*Problem to solve*
Rewrite the rows below with every "play-button" changed to "play-control" and everything else kept as is. Omit the pictures from the result.

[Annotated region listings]
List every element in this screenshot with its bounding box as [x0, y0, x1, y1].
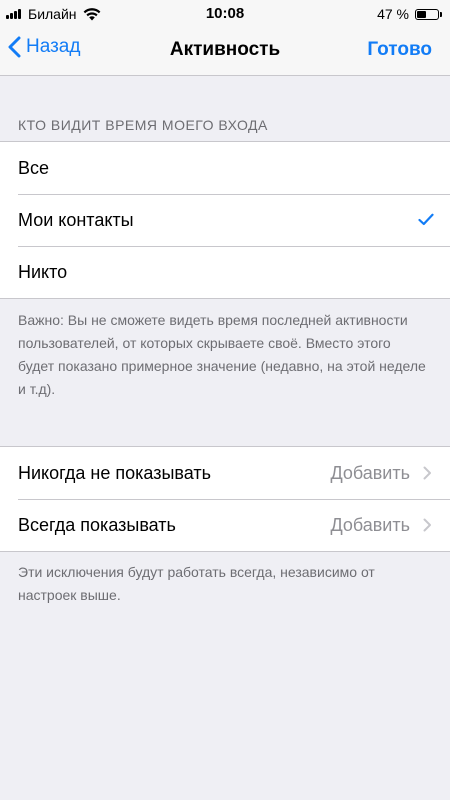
done-button[interactable]: Готово — [367, 39, 432, 61]
navigation-bar: Назад Активность Готово — [0, 27, 450, 76]
visibility-options-group: Все Мои контакты Никто — [0, 141, 450, 299]
chevron-right-icon — [423, 518, 431, 532]
chevron-right-icon — [423, 466, 431, 480]
checkmark-icon — [418, 213, 434, 226]
row-value: Добавить — [330, 514, 410, 535]
battery-percent: 47 % — [377, 6, 409, 22]
battery-icon — [415, 8, 439, 20]
exceptions-group: Никогда не показывать Добавить Всегда по… — [0, 446, 450, 552]
battery-fill — [417, 10, 427, 18]
option-label: Никто — [18, 261, 68, 282]
row-label: Всегда показывать — [18, 514, 176, 535]
row-label: Никогда не показывать — [18, 462, 211, 483]
battery-tip — [440, 11, 442, 17]
row-value: Добавить — [330, 462, 410, 483]
option-nobody[interactable]: Никто — [0, 246, 450, 298]
visibility-section-footer: Важно: Вы не сможете видеть время послед… — [18, 312, 426, 397]
option-label: Мои контакты — [18, 209, 134, 230]
exceptions-section-footer: Эти исключения будут работать всегда, не… — [18, 564, 375, 603]
status-right: 47 % — [377, 6, 442, 22]
always-show-row[interactable]: Всегда показывать Добавить — [0, 499, 450, 551]
option-everyone[interactable]: Все — [0, 142, 450, 194]
option-label: Все — [18, 157, 50, 178]
visibility-section-header: КТО ВИДИТ ВРЕМЯ МОЕГО ВХОДА — [18, 117, 268, 133]
status-bar: Билайн 10:08 47 % — [0, 0, 450, 27]
option-my-contacts[interactable]: Мои контакты — [0, 194, 450, 246]
never-show-row[interactable]: Никогда не показывать Добавить — [0, 447, 450, 499]
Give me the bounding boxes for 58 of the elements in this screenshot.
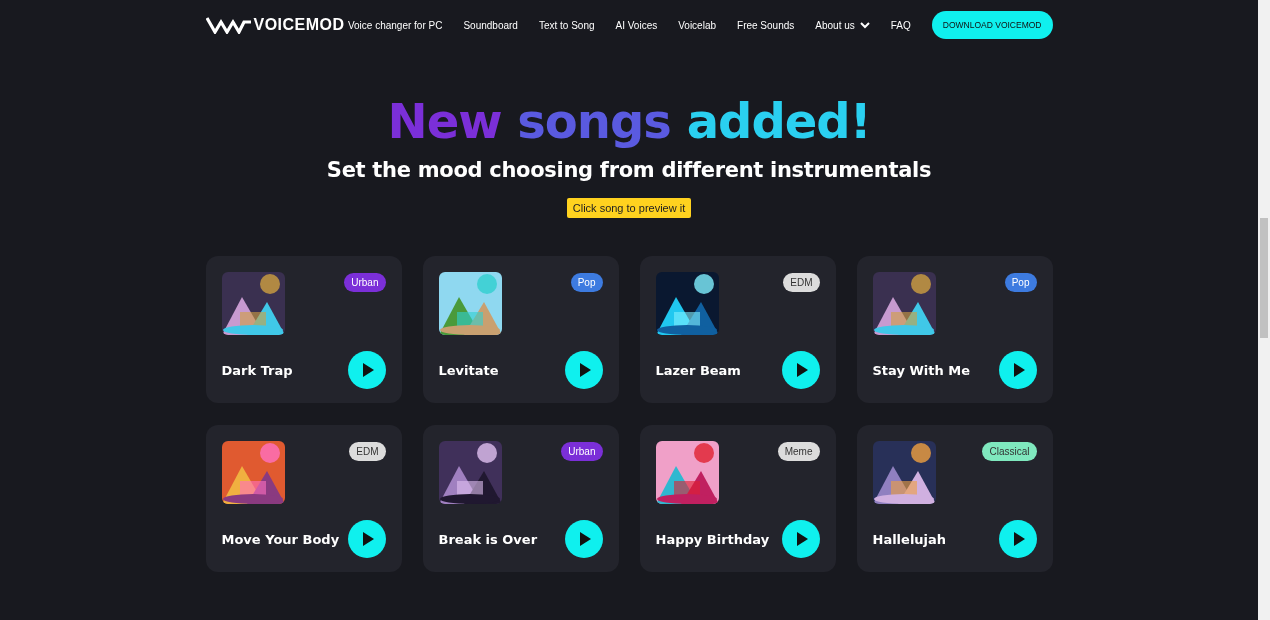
headline-word: songs: [517, 93, 671, 149]
nav-link[interactable]: Free Sounds: [737, 19, 795, 31]
play-button[interactable]: [781, 351, 820, 389]
song-card[interactable]: Classical Hallelujah: [856, 425, 1053, 572]
play-button[interactable]: [781, 520, 820, 558]
song-card[interactable]: Pop Stay With Me: [856, 256, 1053, 403]
nav-link[interactable]: AI Voices: [615, 19, 658, 31]
genre-tag: EDM: [783, 273, 820, 292]
hint-label: Click song to preview it: [566, 198, 692, 218]
nav-link[interactable]: Soundboard: [463, 19, 518, 31]
nav-link[interactable]: Voice changer for PC: [347, 19, 443, 31]
nav-link[interactable]: Text to Song: [538, 19, 595, 31]
genre-tag: Urban: [344, 273, 386, 292]
song-card[interactable]: Pop Levitate: [422, 256, 619, 403]
play-button[interactable]: [347, 520, 386, 558]
song-title: Dark Trap: [221, 362, 293, 378]
nav-link[interactable]: FAQ: [890, 19, 911, 31]
song-title: Levitate: [438, 362, 499, 378]
nav-link[interactable]: Voicelab: [678, 19, 717, 31]
headline-word: added!: [686, 93, 871, 149]
play-icon: [1013, 532, 1025, 546]
play-icon: [362, 532, 374, 546]
song-title: Move Your Body: [221, 531, 340, 547]
song-card[interactable]: Urban Break is Over: [422, 425, 619, 572]
logo-icon: [205, 16, 252, 34]
play-button[interactable]: [564, 351, 603, 389]
nav-dropdown[interactable]: About us: [815, 19, 870, 31]
play-icon: [796, 532, 808, 546]
download-button[interactable]: DOWNLOAD VOICEMOD: [931, 11, 1053, 39]
genre-tag: Meme: [777, 442, 820, 461]
play-icon: [1013, 363, 1025, 377]
play-icon: [362, 363, 374, 377]
genre-tag: Urban: [561, 442, 603, 461]
song-card[interactable]: EDM Lazer Beam: [639, 256, 836, 403]
chevron-down-icon: [859, 21, 870, 29]
song-card[interactable]: Meme Happy Birthday: [639, 425, 836, 572]
song-card[interactable]: Urban Dark Trap: [205, 256, 402, 403]
song-title: Happy Birthday: [655, 531, 770, 547]
genre-tag: Classical: [982, 442, 1037, 461]
song-title: Lazer Beam: [655, 362, 741, 378]
genre-tag: Pop: [570, 273, 603, 292]
play-icon: [579, 532, 591, 546]
play-button[interactable]: [347, 351, 386, 389]
song-card[interactable]: EDM Move Your Body: [205, 425, 402, 572]
song-title: Stay With Me: [872, 362, 970, 378]
subtitle: Set the mood choosing from different instrumentals: [326, 158, 932, 182]
genre-tag: Pop: [1004, 273, 1037, 292]
play-button[interactable]: [998, 351, 1037, 389]
play-icon: [796, 363, 808, 377]
genre-tag: EDM: [349, 442, 386, 461]
play-button[interactable]: [564, 520, 603, 558]
headline-word: New: [387, 93, 502, 149]
play-icon: [579, 363, 591, 377]
scrollbar[interactable]: [1258, 0, 1270, 620]
play-button[interactable]: [998, 520, 1037, 558]
song-title: Hallelujah: [872, 531, 947, 547]
logo-text: VOICEMOD: [253, 16, 345, 34]
song-title: Break is Over: [438, 531, 538, 547]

*Output below*
List every element in this screenshot with its bounding box as [x0, y0, x1, y1].
done-button[interactable]: Готово — [367, 39, 432, 61]
navigation-bar: Назад Активность Готово — [0, 27, 450, 76]
visibility-options-group: Все Мои контакты Никто — [0, 141, 450, 299]
chevron-right-icon — [423, 518, 431, 532]
chevron-right-icon — [423, 466, 431, 480]
checkmark-icon — [418, 213, 434, 226]
row-value: Добавить — [330, 514, 410, 535]
battery-percent: 47 % — [377, 6, 409, 22]
battery-icon — [415, 8, 439, 20]
exceptions-group: Никогда не показывать Добавить Всегда по… — [0, 446, 450, 552]
battery-fill — [417, 10, 427, 18]
option-label: Никто — [18, 261, 68, 282]
row-label: Всегда показывать — [18, 514, 176, 535]
row-label: Никогда не показывать — [18, 462, 211, 483]
battery-tip — [440, 11, 442, 17]
row-value: Добавить — [330, 462, 410, 483]
option-nobody[interactable]: Никто — [0, 246, 450, 298]
visibility-section-footer: Важно: Вы не сможете видеть время послед… — [18, 312, 426, 397]
option-label: Мои контакты — [18, 209, 134, 230]
exceptions-section-footer: Эти исключения будут работать всегда, не… — [18, 564, 375, 603]
status-right: 47 % — [377, 6, 442, 22]
always-show-row[interactable]: Всегда показывать Добавить — [0, 499, 450, 551]
option-everyone[interactable]: Все — [0, 142, 450, 194]
option-label: Все — [18, 157, 50, 178]
visibility-section-header: КТО ВИДИТ ВРЕМЯ МОЕГО ВХОДА — [18, 117, 268, 133]
status-bar: Билайн 10:08 47 % — [0, 0, 450, 27]
option-my-contacts[interactable]: Мои контакты — [0, 194, 450, 246]
never-show-row[interactable]: Никогда не показывать Добавить — [0, 447, 450, 499]
Give me the bounding boxes for 58 of the elements in this screenshot.
headline-word: songs: [517, 93, 671, 149]
nav-link[interactable]: Free Sounds: [737, 19, 795, 31]
play-control[interactable]: [781, 351, 820, 389]
song-card[interactable]: Classical Hallelujah: [856, 425, 1053, 572]
play-control[interactable]: [781, 520, 820, 558]
song-card[interactable]: Pop Stay With Me: [856, 256, 1053, 403]
nav-link[interactable]: AI Voices: [615, 19, 658, 31]
genre-tag: EDM: [783, 273, 820, 292]
hint-label: Click song to preview it: [566, 198, 692, 218]
nav-link[interactable]: Soundboard: [463, 19, 518, 31]
nav-link[interactable]: Voice changer for PC: [347, 19, 443, 31]
nav-link[interactable]: Text to Song: [538, 19, 595, 31]
genre-tag: Urban: [344, 273, 386, 292]
song-card[interactable]: Pop Levitate: [422, 256, 619, 403]
play-control[interactable]: [347, 520, 386, 558]
song-title: Dark Trap: [221, 362, 293, 378]
nav-link[interactable]: FAQ: [890, 19, 911, 31]
song-title: Levitate: [438, 362, 499, 378]
nav-link[interactable]: Voicelab: [678, 19, 717, 31]
headline-word: added!: [686, 93, 871, 149]
play-icon: [1013, 532, 1025, 546]
play-icon: [362, 532, 374, 546]
song-title: Move Your Body: [221, 531, 340, 547]
song-card[interactable]: Urban Break is Over: [422, 425, 619, 572]
logo-icon: [205, 16, 252, 34]
play-control[interactable]: [564, 351, 603, 389]
nav-dropdown[interactable]: About us: [815, 19, 870, 31]
play-icon: [796, 532, 808, 546]
download-button[interactable]: DOWNLOAD VOICEMOD: [931, 11, 1053, 39]
genre-tag: Meme: [777, 442, 820, 461]
play-icon: [1013, 363, 1025, 377]
play-icon: [362, 363, 374, 377]
genre-tag: Urban: [561, 442, 603, 461]
song-card[interactable]: EDM Lazer Beam: [639, 256, 836, 403]
chevron-down-icon: [859, 21, 870, 29]
song-card[interactable]: Meme Happy Birthday: [639, 425, 836, 572]
song-card[interactable]: Urban Dark Trap: [205, 256, 402, 403]
song-title: Happy Birthday: [655, 531, 770, 547]
genre-tag: Classical: [982, 442, 1037, 461]
song-title: Lazer Beam: [655, 362, 741, 378]
genre-tag: Pop: [570, 273, 603, 292]
play-icon: [579, 532, 591, 546]
play-control[interactable]: [347, 351, 386, 389]
song-card[interactable]: EDM Move Your Body: [205, 425, 402, 572]
song-title: Stay With Me: [872, 362, 970, 378]
subtitle: Set the mood choosing from different instrumentals: [326, 158, 932, 182]
genre-tag: Pop: [1004, 273, 1037, 292]
play-control[interactable]: [998, 351, 1037, 389]
play-icon: [796, 363, 808, 377]
genre-tag: EDM: [349, 442, 386, 461]
play-control[interactable]: [564, 520, 603, 558]
headline-word: New: [387, 93, 502, 149]
play-icon: [579, 363, 591, 377]
scrollbar[interactable]: [1258, 0, 1270, 620]
play-control[interactable]: [998, 520, 1037, 558]
song-title: Hallelujah: [872, 531, 947, 547]
logo-text: VOICEMOD: [253, 16, 345, 34]
song-title: Break is Over: [438, 531, 538, 547]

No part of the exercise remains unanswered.